BEGIN Records for this task

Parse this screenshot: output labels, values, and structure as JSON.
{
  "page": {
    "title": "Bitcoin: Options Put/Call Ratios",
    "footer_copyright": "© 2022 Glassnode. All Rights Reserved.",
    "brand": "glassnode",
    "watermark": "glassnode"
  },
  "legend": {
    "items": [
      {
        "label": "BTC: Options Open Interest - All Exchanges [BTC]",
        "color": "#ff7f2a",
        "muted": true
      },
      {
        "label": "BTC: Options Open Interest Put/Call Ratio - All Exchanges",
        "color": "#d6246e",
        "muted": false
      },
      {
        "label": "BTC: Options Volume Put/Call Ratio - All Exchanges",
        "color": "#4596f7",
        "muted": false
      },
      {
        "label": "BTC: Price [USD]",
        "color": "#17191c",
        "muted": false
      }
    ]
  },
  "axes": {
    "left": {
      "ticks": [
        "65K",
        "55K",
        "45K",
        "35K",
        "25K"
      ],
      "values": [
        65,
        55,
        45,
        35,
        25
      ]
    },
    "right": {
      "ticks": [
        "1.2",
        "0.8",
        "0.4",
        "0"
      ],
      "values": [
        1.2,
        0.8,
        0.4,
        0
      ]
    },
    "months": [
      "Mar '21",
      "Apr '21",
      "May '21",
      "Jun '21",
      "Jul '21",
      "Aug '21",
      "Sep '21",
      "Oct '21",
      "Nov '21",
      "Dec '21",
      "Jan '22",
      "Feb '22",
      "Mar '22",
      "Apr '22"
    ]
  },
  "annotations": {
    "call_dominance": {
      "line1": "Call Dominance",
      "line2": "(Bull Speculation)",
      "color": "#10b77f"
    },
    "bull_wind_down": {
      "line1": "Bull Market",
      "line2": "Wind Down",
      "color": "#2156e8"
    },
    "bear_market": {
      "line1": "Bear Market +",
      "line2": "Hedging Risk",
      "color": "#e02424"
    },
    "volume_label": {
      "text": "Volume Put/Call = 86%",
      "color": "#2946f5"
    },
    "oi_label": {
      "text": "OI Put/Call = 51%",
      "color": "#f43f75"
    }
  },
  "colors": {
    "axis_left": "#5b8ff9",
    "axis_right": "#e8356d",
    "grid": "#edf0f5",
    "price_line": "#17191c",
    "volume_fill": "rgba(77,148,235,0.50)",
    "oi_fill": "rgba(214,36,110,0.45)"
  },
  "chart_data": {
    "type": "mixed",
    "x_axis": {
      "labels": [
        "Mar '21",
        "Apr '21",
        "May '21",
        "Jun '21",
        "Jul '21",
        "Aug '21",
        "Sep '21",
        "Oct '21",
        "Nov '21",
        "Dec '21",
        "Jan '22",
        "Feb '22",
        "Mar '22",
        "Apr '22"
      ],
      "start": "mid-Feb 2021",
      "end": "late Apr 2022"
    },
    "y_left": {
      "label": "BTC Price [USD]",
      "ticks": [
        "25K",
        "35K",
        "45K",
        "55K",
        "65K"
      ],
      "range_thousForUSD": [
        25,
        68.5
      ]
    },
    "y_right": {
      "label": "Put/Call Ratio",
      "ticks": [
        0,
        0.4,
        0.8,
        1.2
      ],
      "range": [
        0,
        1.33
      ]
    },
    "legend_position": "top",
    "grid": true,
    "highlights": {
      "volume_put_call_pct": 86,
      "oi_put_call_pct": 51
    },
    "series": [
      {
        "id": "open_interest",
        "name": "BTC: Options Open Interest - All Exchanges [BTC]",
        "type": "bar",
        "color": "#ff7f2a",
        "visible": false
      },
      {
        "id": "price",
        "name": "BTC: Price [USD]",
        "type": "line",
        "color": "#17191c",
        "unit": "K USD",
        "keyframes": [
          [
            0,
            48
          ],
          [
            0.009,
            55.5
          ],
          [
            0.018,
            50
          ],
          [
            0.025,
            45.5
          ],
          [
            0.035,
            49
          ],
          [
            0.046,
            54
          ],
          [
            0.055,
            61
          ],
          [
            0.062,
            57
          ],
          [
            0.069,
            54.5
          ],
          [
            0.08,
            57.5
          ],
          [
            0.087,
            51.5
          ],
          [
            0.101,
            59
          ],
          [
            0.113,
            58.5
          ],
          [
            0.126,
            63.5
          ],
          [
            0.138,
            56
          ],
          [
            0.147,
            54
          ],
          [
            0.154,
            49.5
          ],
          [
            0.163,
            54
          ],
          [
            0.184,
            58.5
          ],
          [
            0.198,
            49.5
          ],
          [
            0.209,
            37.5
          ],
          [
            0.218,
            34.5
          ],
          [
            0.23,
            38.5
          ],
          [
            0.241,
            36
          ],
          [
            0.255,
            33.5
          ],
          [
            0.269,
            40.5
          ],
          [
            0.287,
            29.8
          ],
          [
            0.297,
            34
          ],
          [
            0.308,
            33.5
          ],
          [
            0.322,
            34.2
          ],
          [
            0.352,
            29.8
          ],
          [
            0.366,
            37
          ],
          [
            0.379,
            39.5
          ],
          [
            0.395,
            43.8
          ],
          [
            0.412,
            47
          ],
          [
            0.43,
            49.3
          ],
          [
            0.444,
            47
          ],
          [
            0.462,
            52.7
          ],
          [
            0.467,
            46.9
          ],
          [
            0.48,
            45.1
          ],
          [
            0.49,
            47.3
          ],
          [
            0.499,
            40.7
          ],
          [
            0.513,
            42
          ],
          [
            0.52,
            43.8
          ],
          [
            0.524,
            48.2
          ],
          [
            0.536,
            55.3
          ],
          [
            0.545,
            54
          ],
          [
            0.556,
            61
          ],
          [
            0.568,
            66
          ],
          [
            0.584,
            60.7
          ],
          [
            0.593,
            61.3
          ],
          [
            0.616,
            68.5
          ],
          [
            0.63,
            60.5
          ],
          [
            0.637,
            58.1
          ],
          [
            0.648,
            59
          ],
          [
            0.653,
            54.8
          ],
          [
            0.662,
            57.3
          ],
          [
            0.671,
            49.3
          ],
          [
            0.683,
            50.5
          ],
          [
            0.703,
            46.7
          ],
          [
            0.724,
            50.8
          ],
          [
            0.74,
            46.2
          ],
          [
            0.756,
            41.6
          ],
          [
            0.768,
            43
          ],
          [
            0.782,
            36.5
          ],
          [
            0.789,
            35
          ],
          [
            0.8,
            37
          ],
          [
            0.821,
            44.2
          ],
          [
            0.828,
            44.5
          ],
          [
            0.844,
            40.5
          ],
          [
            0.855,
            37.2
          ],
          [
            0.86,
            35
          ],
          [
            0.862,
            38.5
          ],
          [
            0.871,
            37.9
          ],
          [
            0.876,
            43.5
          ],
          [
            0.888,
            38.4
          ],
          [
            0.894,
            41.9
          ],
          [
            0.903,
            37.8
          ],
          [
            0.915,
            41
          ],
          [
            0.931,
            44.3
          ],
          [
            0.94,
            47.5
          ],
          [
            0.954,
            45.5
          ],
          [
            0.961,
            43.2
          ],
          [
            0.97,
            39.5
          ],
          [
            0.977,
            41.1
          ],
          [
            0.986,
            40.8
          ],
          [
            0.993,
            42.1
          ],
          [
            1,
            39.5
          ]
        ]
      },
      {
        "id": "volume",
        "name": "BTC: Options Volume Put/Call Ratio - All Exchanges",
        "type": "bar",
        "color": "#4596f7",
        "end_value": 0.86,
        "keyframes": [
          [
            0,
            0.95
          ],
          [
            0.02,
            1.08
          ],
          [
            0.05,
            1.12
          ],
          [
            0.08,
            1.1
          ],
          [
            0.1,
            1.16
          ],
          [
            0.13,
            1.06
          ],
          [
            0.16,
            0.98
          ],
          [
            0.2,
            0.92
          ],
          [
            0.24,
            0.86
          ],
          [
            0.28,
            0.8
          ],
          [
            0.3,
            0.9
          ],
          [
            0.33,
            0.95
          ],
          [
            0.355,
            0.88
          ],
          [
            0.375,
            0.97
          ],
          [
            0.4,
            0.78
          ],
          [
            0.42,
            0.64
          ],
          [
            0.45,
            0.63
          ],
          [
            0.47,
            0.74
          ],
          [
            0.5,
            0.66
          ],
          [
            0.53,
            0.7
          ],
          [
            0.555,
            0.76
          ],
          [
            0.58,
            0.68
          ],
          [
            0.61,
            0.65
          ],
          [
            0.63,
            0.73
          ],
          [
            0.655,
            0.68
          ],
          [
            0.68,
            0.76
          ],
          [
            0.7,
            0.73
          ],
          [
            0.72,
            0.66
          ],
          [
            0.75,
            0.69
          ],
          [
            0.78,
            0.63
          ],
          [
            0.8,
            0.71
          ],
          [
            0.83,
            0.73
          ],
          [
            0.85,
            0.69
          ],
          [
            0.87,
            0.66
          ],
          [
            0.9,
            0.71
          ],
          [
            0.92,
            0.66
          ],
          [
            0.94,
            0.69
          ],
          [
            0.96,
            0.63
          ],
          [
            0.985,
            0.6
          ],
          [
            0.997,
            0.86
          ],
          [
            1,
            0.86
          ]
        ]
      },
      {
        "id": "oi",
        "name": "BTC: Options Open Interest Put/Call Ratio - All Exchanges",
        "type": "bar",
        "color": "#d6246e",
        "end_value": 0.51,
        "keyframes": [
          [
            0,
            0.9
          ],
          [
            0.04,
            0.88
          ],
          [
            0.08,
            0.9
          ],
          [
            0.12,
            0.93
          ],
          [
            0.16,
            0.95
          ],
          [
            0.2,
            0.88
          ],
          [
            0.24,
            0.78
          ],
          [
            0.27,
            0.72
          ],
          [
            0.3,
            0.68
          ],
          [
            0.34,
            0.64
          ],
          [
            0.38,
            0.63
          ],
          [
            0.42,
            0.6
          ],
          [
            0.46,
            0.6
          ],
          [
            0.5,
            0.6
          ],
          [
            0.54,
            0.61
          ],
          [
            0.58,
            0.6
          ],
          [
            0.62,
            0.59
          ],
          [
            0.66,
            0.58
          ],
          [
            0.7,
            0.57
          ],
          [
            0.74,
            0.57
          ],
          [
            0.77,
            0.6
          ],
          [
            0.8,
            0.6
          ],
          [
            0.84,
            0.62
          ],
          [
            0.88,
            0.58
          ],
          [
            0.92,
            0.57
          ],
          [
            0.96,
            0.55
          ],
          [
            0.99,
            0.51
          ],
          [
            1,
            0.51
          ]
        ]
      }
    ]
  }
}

END Records for this task

## Goal:
Go over the records above line by line and count those holding the word "name". Reply only with the number.

## Written solution:
4